WRITTEN PROBLEM: Set down the material below word for word, excluding the pictures.

DATA ROWS:
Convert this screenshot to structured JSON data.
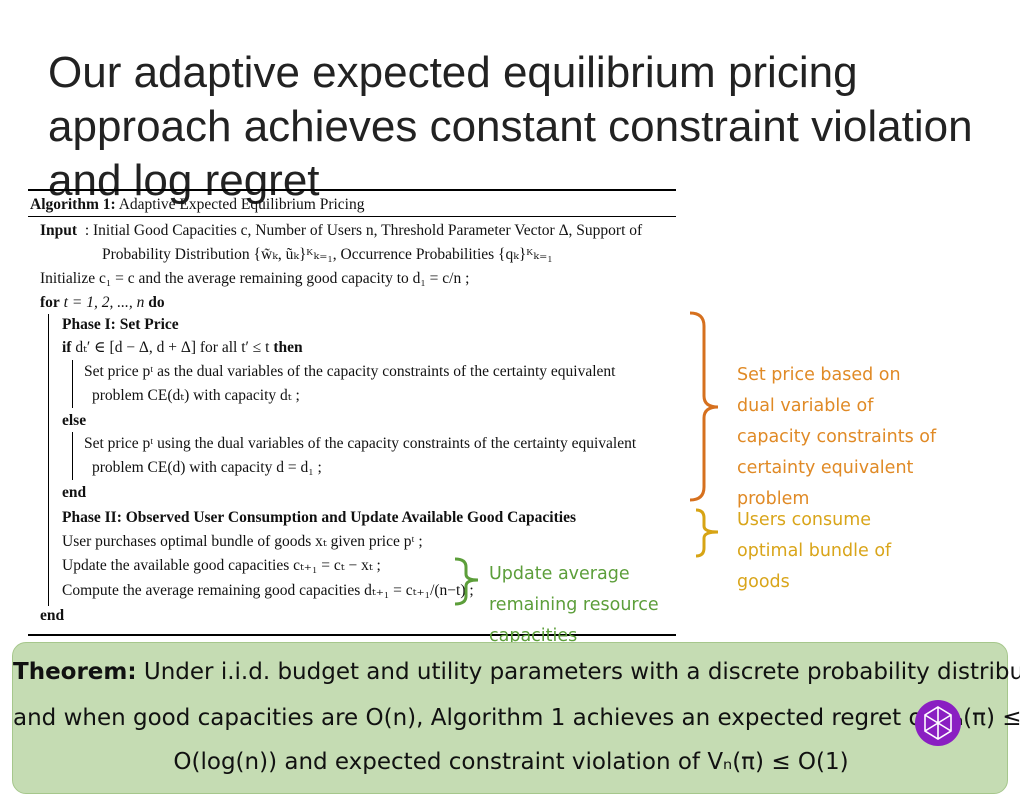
{
  "title": "Our adaptive expected equilibrium pricing approach achieves constant constraint violation and log regret",
  "algorithm": {
    "label": "Algorithm 1:",
    "name": "Adaptive Expected Equilibrium Pricing",
    "input_keyword": "Input",
    "input_line_1": ": Initial Good Capacities c, Number of Users n, Threshold Parameter Vector Δ, Support of",
    "input_line_2": "Probability Distribution {w̃ₖ, ũₖ}ᴷₖ₌₁, Occurrence Probabilities {qₖ}ᴷₖ₌₁",
    "initialize": "Initialize c₁ = c and the average remaining good capacity to d₁ = c/n ;",
    "for_keyword": "for",
    "for_range": "t = 1, 2, ..., n",
    "do_keyword": "do",
    "phase_1": "Phase I: Set Price",
    "if_keyword": "if",
    "if_condition": "dₜ′ ∈ [d − Δ, d + Δ] for all t′ ≤ t",
    "then_keyword": "then",
    "then_line_1": "Set price pᵗ as the dual variables of the capacity constraints of the certainty equivalent",
    "then_line_2": "problem CE(dₜ) with capacity dₜ ;",
    "else_keyword": "else",
    "else_line_1": "Set price pᵗ using the dual variables of the capacity constraints of the certainty equivalent",
    "else_line_2": "problem CE(d) with capacity d = d₁ ;",
    "end_if": "end",
    "phase_2": "Phase II: Observed User Consumption and Update Available Good Capacities",
    "step_purchase": "User purchases optimal bundle of goods xₜ given price pᵗ ;",
    "step_update": "Update the available good capacities cₜ₊₁ = cₜ − xₜ ;",
    "step_compute": "Compute the average remaining good capacities dₜ₊₁ = cₜ₊₁/(n−t) ;",
    "end_for": "end"
  },
  "annotations": {
    "set_price": "Set price based on dual variable of capacity constraints of certainty equivalent problem",
    "consume": "Users consume optimal bundle of goods",
    "update": "Update average remaining resource capacities"
  },
  "theorem": {
    "label": "Theorem:",
    "line_1": "Under i.i.d. budget and utility parameters with a discrete probability distribution",
    "line_2": "and when good capacities are O(n), Algorithm 1 achieves an expected regret of Rₙ(π) ≤",
    "line_3": "O(log(n)) and expected constraint violation of Vₙ(π) ≤ O(1)"
  }
}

TASK ANSWER:
Convert this screenshot to structured JSON data.
{
  "title": "Our adaptive expected equilibrium pricing approach achieves constant constraint violation and log regret",
  "algorithm": {
    "label": "Algorithm 1:",
    "name": "Adaptive Expected Equilibrium Pricing",
    "input_keyword": "Input",
    "input_line_1": ": Initial Good Capacities c, Number of Users n, Threshold Parameter Vector Δ, Support of",
    "input_line_2": "Probability Distribution {w̃ₖ, ũₖ}ᴷₖ₌₁, Occurrence Probabilities {qₖ}ᴷₖ₌₁",
    "initialize": "Initialize c₁ = c and the average remaining good capacity to d₁ = c/n ;",
    "for_keyword": "for",
    "for_range": "t = 1, 2, ..., n",
    "do_keyword": "do",
    "phase_1": "Phase I: Set Price",
    "if_keyword": "if",
    "if_condition": "dₜ′ ∈ [d − Δ, d + Δ] for all t′ ≤ t",
    "then_keyword": "then",
    "then_line_1": "Set price pᵗ as the dual variables of the capacity constraints of the certainty equivalent",
    "then_line_2": "problem CE(dₜ) with capacity dₜ ;",
    "else_keyword": "else",
    "else_line_1": "Set price pᵗ using the dual variables of the capacity constraints of the certainty equivalent",
    "else_line_2": "problem CE(d) with capacity d = d₁ ;",
    "end_if": "end",
    "phase_2": "Phase II: Observed User Consumption and Update Available Good Capacities",
    "step_purchase": "User purchases optimal bundle of goods xₜ given price pᵗ ;",
    "step_update": "Update the available good capacities cₜ₊₁ = cₜ − xₜ ;",
    "step_compute": "Compute the average remaining good capacities dₜ₊₁ = cₜ₊₁/(n−t) ;",
    "end_for": "end"
  },
  "annotations": {
    "set_price": "Set price based on dual variable of capacity constraints of certainty equivalent problem",
    "consume": "Users consume optimal bundle of goods",
    "update": "Update average remaining resource capacities"
  },
  "theorem": {
    "label": "Theorem:",
    "line_1": "Under i.i.d. budget and utility parameters with a discrete probability distribution",
    "line_2": "and when good capacities are O(n), Algorithm 1 achieves an expected regret of Rₙ(π) ≤",
    "line_3": "O(log(n)) and expected constraint violation of Vₙ(π) ≤ O(1)"
  }
}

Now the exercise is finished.